▸ Exercise:
Leaving out all images, write out the records that follow exactly.

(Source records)
## Start
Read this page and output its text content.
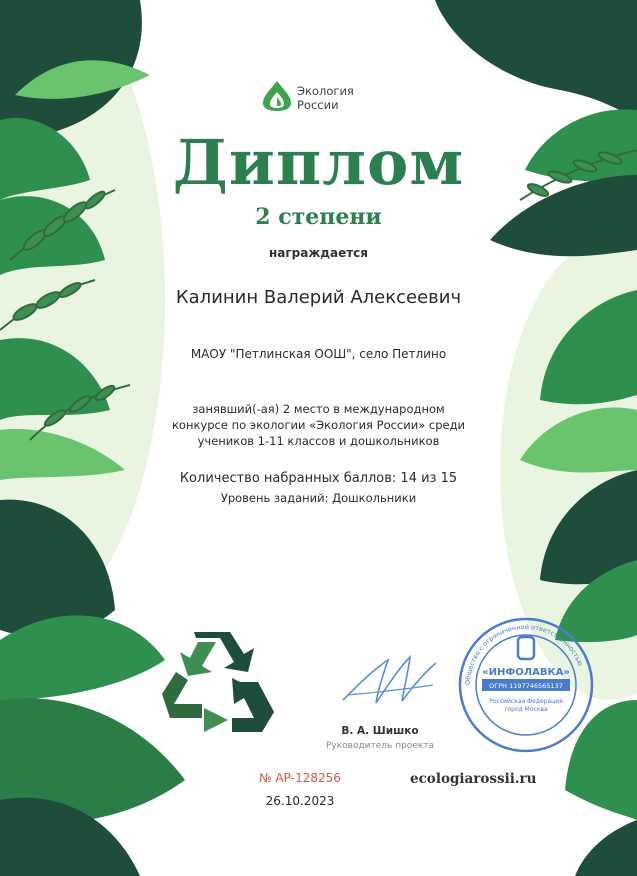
Экология
России
Диплом
2 степени
награждается
Калинин Валерий Алексеевич
МАОУ "Петлинская ООШ", село Петлино
занявший(-ая) 2 место в международном
конкурсе по экологии «Экология России» среди
учеников 1-11 классов и дошкольников
Количество набранных баллов: 14 из 15
Уровень заданий: Дошкольники
В. А. Шишко
Руководитель проекта
Общество с ограниченной ответственностью
«ИНФОЛАВКА»
ОГРН 1197746565137
Российская Федерация
город Москва
№ АР-128256
26.10.2023
ecologiarossii.ru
## End
▸ Output for this exercise:
Read this page and output its text content.
Экология
России
Диплом
2 степени
награждается
Калинин Валерий Алексеевич
МАОУ "Петлинская ООШ", село Петлино
занявший(-ая) 2 место в международном
конкурсе по экологии «Экология России» среди
учеников 1-11 классов и дошкольников
Количество набранных баллов: 14 из 15
Уровень заданий: Дошкольники
В. А. Шишко
Руководитель проекта
Общество с ограниченной ответственностью
«ИНФОЛАВКА»
ОГРН 1197746565137
Российская Федерация
город Москва
№ АР-128256
26.10.2023
ecologiarossii.ru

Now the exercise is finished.